Passage:

* start *

West Kyo (also known locally as Old Kyo) is a small village in County Durham, England, United Kingdom. The name 'kyo' is derived from an old word for 'cow'. It is situated a very short distance to the north of Annfield Plain and to the east of Catchgate. Close by are East Kyo and to the north, Harperley. The nearest large town is Stanley. The skyline is dominated by the Pontop Pike Television Transmitter to the northwest.

The main landmark of the village is the Earl Grey Inn public house, with an internal decor of wooden beams and whitewash walls. This pub is reputed to be haunted by a ghost called 'The Grey Lady', a former landlady who died in the 19th century. Another former landlord also placed five and ten pence pieces in gaps within the wooden beams during the 1990s, some of which are still being found to this day. The pub is known locally for a quiz night on Thursdays and karaoke on Saturdays.

* end *

Data section:
* start *

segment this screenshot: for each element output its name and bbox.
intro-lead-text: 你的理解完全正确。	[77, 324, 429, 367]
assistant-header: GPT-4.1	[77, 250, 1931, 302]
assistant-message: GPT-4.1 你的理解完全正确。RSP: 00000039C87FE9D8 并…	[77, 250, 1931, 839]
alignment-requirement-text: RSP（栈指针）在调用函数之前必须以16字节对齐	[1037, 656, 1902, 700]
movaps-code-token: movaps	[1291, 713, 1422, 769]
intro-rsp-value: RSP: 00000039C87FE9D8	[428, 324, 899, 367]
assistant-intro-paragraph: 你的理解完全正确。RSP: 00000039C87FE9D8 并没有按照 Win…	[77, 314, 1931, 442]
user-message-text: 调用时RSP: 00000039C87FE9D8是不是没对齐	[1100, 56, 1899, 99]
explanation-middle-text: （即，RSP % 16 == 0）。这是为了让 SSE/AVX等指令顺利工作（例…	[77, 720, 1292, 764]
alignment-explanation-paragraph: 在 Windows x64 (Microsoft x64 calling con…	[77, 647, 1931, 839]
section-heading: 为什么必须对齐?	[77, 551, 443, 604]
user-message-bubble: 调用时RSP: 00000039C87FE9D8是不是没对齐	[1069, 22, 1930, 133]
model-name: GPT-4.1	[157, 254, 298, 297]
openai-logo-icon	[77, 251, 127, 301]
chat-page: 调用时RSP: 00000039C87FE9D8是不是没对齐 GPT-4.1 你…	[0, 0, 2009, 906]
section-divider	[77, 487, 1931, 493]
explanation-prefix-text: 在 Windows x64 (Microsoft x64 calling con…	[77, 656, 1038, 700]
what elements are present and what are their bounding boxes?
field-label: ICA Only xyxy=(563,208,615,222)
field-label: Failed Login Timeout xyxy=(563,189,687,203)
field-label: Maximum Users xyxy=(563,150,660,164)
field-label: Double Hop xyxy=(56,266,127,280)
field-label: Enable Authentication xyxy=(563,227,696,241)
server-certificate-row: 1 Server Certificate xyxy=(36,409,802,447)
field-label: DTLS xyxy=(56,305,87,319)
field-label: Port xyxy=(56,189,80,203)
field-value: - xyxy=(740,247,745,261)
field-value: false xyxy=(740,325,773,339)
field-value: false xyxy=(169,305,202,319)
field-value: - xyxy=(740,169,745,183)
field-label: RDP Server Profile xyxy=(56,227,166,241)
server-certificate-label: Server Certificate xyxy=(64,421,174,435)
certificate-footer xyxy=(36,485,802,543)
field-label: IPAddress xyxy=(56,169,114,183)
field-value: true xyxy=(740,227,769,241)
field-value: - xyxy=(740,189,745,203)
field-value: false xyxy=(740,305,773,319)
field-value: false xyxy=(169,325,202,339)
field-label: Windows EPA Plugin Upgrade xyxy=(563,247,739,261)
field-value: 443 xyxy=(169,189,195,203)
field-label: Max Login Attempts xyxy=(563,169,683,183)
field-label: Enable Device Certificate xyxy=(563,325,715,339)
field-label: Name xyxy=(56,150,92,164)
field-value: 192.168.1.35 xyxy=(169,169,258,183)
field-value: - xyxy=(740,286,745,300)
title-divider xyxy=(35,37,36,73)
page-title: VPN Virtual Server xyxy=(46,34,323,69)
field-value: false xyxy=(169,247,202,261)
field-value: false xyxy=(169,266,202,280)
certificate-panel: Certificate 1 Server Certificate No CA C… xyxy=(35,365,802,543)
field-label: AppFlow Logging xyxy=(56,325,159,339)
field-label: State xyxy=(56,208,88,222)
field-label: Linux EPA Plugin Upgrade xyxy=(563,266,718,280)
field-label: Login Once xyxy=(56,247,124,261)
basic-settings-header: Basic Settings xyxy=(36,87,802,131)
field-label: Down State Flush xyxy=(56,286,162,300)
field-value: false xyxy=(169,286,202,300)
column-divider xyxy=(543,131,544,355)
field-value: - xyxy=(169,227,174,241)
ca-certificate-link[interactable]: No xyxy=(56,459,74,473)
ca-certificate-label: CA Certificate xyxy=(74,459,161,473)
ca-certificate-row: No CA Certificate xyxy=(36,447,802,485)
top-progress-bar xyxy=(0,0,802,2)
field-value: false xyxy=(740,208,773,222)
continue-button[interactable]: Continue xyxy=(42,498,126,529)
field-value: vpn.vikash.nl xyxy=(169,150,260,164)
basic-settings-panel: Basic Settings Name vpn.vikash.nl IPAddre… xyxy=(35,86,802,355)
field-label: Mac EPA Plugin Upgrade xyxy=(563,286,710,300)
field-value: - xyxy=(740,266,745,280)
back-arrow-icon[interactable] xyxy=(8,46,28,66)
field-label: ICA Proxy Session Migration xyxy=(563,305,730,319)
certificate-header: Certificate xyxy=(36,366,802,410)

* end *

Task instructions:
a. From the passage about West Kyo, list the towns and villages it names when describing where West Kyo lies.
b. According to the passage about West Kyo, why are coins still being found in the Earl Grey Inn?
c. Rewrite the passage about West Kyo starting at "West Kyo (also" and ending at "to the northwest.", with "small village" changed to "hamlet".

Written answers:
a. Annfield Plain, Catchgate, East Kyo, Harperley, Stanley

b. During the 1990s, a former landlord put five and ten pence pieces into gaps in the pub's wooden beams. Some of those coins are still turning up today.

c.
West Kyo (also known locally as Old Kyo) is a hamlet in County Durham, England, United Kingdom. The name 'kyo' is derived from an old word for 'cow'. It is situated a very short distance to the north of Annfield Plain and to the east of Catchgate. Close by are East Kyo and to the north, Harperley. The nearest large town is Stanley. The skyline is dominated by the Pontop Pike Television Transmitter to the northwest.